**Short exercise:** Using the data below, copy each line that includes the word "Irrational".

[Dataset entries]
■ ■ ■ ■

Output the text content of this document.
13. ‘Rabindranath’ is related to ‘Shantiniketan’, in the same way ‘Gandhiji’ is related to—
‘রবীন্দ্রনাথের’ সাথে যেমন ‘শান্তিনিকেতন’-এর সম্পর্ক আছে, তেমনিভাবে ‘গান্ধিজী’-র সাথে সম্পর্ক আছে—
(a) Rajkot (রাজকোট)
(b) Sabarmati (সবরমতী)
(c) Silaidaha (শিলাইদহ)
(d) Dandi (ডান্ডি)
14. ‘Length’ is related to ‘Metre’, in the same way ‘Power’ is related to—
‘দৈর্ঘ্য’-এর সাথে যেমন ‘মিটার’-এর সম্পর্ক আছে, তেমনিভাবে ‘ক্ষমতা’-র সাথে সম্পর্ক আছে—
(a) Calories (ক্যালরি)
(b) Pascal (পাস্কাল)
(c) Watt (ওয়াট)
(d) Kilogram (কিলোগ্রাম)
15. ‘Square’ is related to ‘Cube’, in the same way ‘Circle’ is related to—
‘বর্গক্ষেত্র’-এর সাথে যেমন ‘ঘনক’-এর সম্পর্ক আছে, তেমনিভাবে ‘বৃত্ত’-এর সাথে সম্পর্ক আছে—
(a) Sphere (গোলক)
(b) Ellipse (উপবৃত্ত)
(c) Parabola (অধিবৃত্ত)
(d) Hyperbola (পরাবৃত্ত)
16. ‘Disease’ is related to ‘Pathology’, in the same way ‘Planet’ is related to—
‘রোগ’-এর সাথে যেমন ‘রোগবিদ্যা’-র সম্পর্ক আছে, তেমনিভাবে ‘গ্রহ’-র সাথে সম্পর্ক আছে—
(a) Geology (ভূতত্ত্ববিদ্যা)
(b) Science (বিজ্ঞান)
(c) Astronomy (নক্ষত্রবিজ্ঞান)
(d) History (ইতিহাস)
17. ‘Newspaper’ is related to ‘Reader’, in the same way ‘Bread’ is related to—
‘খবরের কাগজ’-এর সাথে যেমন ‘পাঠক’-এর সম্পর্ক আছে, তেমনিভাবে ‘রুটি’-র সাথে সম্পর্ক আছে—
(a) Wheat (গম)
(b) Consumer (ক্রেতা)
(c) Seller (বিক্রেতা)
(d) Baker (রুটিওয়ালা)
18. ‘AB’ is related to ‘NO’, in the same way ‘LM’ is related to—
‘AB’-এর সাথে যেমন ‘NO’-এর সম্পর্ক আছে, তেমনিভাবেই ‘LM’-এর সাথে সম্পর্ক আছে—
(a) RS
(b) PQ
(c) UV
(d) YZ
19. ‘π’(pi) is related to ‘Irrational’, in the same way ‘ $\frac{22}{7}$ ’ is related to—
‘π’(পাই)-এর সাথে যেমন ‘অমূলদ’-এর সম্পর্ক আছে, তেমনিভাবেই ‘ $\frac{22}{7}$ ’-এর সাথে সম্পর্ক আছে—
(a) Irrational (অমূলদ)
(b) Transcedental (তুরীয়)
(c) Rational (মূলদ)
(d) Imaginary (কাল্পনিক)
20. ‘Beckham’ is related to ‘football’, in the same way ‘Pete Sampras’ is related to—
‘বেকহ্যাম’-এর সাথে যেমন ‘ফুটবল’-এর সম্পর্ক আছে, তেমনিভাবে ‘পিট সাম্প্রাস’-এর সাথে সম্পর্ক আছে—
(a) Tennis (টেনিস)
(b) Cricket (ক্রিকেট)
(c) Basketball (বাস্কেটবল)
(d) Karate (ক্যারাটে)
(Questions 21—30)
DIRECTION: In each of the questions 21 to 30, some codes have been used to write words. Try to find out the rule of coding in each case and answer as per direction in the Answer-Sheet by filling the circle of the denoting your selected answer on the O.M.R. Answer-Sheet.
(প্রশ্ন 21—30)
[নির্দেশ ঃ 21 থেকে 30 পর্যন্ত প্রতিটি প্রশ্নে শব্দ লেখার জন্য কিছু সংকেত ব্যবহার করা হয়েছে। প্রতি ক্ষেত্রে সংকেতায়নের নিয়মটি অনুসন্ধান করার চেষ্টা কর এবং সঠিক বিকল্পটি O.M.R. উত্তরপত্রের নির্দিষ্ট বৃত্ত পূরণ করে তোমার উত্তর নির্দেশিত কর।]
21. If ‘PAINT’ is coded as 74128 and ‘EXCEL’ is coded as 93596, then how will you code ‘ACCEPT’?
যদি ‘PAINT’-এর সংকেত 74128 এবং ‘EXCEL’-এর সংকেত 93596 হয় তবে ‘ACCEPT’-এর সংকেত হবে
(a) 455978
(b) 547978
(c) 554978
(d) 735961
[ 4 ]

■ ■ ■ ■

**Completed exercise:**
19. ‘π’(pi) is related to ‘Irrational’, in the same way ‘ $\frac{22}{7}$ ’ is related to—
(a) Irrational (অমূলদ)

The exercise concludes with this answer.